__STATED GOAL__. Provide an exact copy of the data, excluding the images.

::: STORED ROWS

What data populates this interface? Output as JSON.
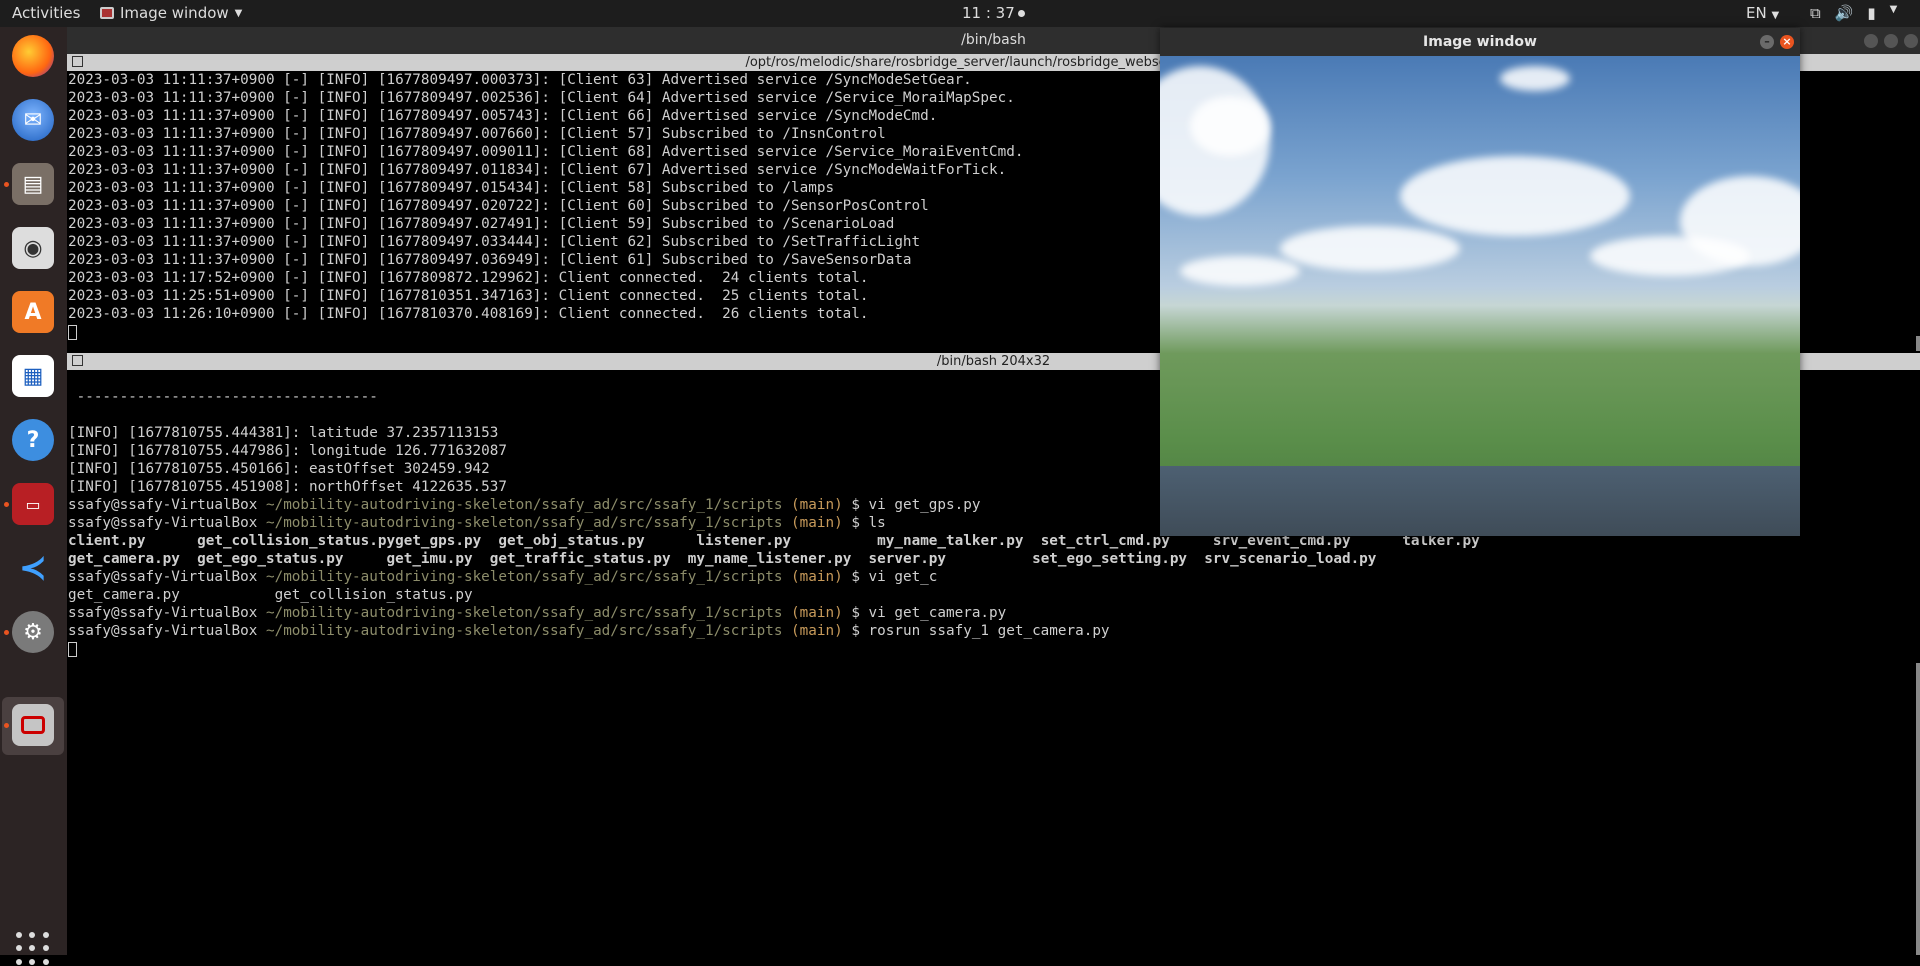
{
  "topbar": {
    "activities": "Activities",
    "app_menu": "Image window",
    "clock": "11 : 37",
    "lang": "EN"
  },
  "dock": {
    "items": [
      "firefox-icon",
      "thunderbird-icon",
      "files-icon",
      "rhythmbox-icon",
      "software-icon",
      "writer-icon",
      "help-icon",
      "terminal-icon",
      "vscode-icon",
      "settings-icon",
      "image-window-icon"
    ],
    "show_apps": "apps-grid-icon"
  },
  "terminal": {
    "title": "/bin/bash",
    "top_pane": {
      "header": "/opt/ros/melodic/share/rosbridge_server/launch/rosbridge_websocket.launch",
      "lines": [
        "2023-03-03 11:11:37+0900 [-] [INFO] [1677809497.000373]: [Client 63] Advertised service /SyncModeSetGear.",
        "2023-03-03 11:11:37+0900 [-] [INFO] [1677809497.002536]: [Client 64] Advertised service /Service_MoraiMapSpec.",
        "2023-03-03 11:11:37+0900 [-] [INFO] [1677809497.005743]: [Client 66] Advertised service /SyncModeCmd.",
        "2023-03-03 11:11:37+0900 [-] [INFO] [1677809497.007660]: [Client 57] Subscribed to /InsnControl",
        "2023-03-03 11:11:37+0900 [-] [INFO] [1677809497.009011]: [Client 68] Advertised service /Service_MoraiEventCmd.",
        "2023-03-03 11:11:37+0900 [-] [INFO] [1677809497.011834]: [Client 67] Advertised service /SyncModeWaitForTick.",
        "2023-03-03 11:11:37+0900 [-] [INFO] [1677809497.015434]: [Client 58] Subscribed to /lamps",
        "2023-03-03 11:11:37+0900 [-] [INFO] [1677809497.020722]: [Client 60] Subscribed to /SensorPosControl",
        "2023-03-03 11:11:37+0900 [-] [INFO] [1677809497.027491]: [Client 59] Subscribed to /ScenarioLoad",
        "2023-03-03 11:11:37+0900 [-] [INFO] [1677809497.033444]: [Client 62] Subscribed to /SetTrafficLight",
        "2023-03-03 11:11:37+0900 [-] [INFO] [1677809497.036949]: [Client 61] Subscribed to /SaveSensorData",
        "2023-03-03 11:17:52+0900 [-] [INFO] [1677809872.129962]: Client connected.  24 clients total.",
        "2023-03-03 11:25:51+0900 [-] [INFO] [1677810351.347163]: Client connected.  25 clients total.",
        "2023-03-03 11:26:10+0900 [-] [INFO] [1677810370.408169]: Client connected.  26 clients total."
      ]
    },
    "bottom_pane": {
      "header": "/bin/bash 204x32",
      "separator": " -----------------------------------",
      "info_lines": [
        "[INFO] [1677810755.444381]: latitude 37.2357113153",
        "[INFO] [1677810755.447986]: longitude 126.771632087",
        "[INFO] [1677810755.450166]: eastOffset 302459.942",
        "[INFO] [1677810755.451908]: northOffset 4122635.537"
      ],
      "prompt_user": "ssafy@ssafy-VirtualBox",
      "prompt_path": "~/mobility-autodriving-skeleton/ssafy_ad/src/ssafy_1/scripts",
      "prompt_branch": "(main)",
      "cmd1": "$ vi get_gps.py",
      "cmd2": "$ ls",
      "ls_row1": [
        "client.py",
        "get_collision_status.py",
        "get_gps.py",
        "get_obj_status.py",
        "listener.py",
        "my_name_talker.py",
        "set_ctrl_cmd.py",
        "srv_event_cmd.py",
        "talker.py"
      ],
      "ls_row2": [
        "get_camera.py",
        "get_ego_status.py",
        "get_imu.py",
        "get_traffic_status.py",
        "my_name_listener.py",
        "server.py",
        "set_ego_setting.py",
        "srv_scenario_load.py"
      ],
      "cmd3": "$ vi get_c",
      "completion": "get_camera.py           get_collision_status.py",
      "cmd4": "$ vi get_camera.py",
      "cmd5": "$ rosrun ssafy_1 get_camera.py"
    }
  },
  "image_window": {
    "title": "Image window"
  }
}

::::::

__TASK RESPONSE__.
What data populates this interface? Output as JSON.
{
  "topbar": {
    "activities": "Activities",
    "app_menu": "Image window",
    "clock": "11 : 37",
    "lang": "EN"
  },
  "dock": {
    "items": [
      "firefox-icon",
      "thunderbird-icon",
      "files-icon",
      "rhythmbox-icon",
      "software-icon",
      "writer-icon",
      "help-icon",
      "terminal-icon",
      "vscode-icon",
      "settings-icon",
      "image-window-icon"
    ],
    "show_apps": "apps-grid-icon"
  },
  "terminal": {
    "title": "/bin/bash",
    "top_pane": {
      "header": "/opt/ros/melodic/share/rosbridge_server/launch/rosbridge_websocket.launch",
      "lines": [
        "2023-03-03 11:11:37+0900 [-] [INFO] [1677809497.000373]: [Client 63] Advertised service /SyncModeSetGear.",
        "2023-03-03 11:11:37+0900 [-] [INFO] [1677809497.002536]: [Client 64] Advertised service /Service_MoraiMapSpec.",
        "2023-03-03 11:11:37+0900 [-] [INFO] [1677809497.005743]: [Client 66] Advertised service /SyncModeCmd.",
        "2023-03-03 11:11:37+0900 [-] [INFO] [1677809497.007660]: [Client 57] Subscribed to /InsnControl",
        "2023-03-03 11:11:37+0900 [-] [INFO] [1677809497.009011]: [Client 68] Advertised service /Service_MoraiEventCmd.",
        "2023-03-03 11:11:37+0900 [-] [INFO] [1677809497.011834]: [Client 67] Advertised service /SyncModeWaitForTick.",
        "2023-03-03 11:11:37+0900 [-] [INFO] [1677809497.015434]: [Client 58] Subscribed to /lamps",
        "2023-03-03 11:11:37+0900 [-] [INFO] [1677809497.020722]: [Client 60] Subscribed to /SensorPosControl",
        "2023-03-03 11:11:37+0900 [-] [INFO] [1677809497.027491]: [Client 59] Subscribed to /ScenarioLoad",
        "2023-03-03 11:11:37+0900 [-] [INFO] [1677809497.033444]: [Client 62] Subscribed to /SetTrafficLight",
        "2023-03-03 11:11:37+0900 [-] [INFO] [1677809497.036949]: [Client 61] Subscribed to /SaveSensorData",
        "2023-03-03 11:17:52+0900 [-] [INFO] [1677809872.129962]: Client connected.  24 clients total.",
        "2023-03-03 11:25:51+0900 [-] [INFO] [1677810351.347163]: Client connected.  25 clients total.",
        "2023-03-03 11:26:10+0900 [-] [INFO] [1677810370.408169]: Client connected.  26 clients total."
      ]
    },
    "bottom_pane": {
      "header": "/bin/bash 204x32",
      "separator": " -----------------------------------",
      "info_lines": [
        "[INFO] [1677810755.444381]: latitude 37.2357113153",
        "[INFO] [1677810755.447986]: longitude 126.771632087",
        "[INFO] [1677810755.450166]: eastOffset 302459.942",
        "[INFO] [1677810755.451908]: northOffset 4122635.537"
      ],
      "prompt_user": "ssafy@ssafy-VirtualBox",
      "prompt_path": "~/mobility-autodriving-skeleton/ssafy_ad/src/ssafy_1/scripts",
      "prompt_branch": "(main)",
      "cmd1": "$ vi get_gps.py",
      "cmd2": "$ ls",
      "ls_row1": [
        "client.py",
        "get_collision_status.py",
        "get_gps.py",
        "get_obj_status.py",
        "listener.py",
        "my_name_talker.py",
        "set_ctrl_cmd.py",
        "srv_event_cmd.py",
        "talker.py"
      ],
      "ls_row2": [
        "get_camera.py",
        "get_ego_status.py",
        "get_imu.py",
        "get_traffic_status.py",
        "my_name_listener.py",
        "server.py",
        "set_ego_setting.py",
        "srv_scenario_load.py"
      ],
      "cmd3": "$ vi get_c",
      "completion": "get_camera.py           get_collision_status.py",
      "cmd4": "$ vi get_camera.py",
      "cmd5": "$ rosrun ssafy_1 get_camera.py"
    }
  },
  "image_window": {
    "title": "Image window"
  }
}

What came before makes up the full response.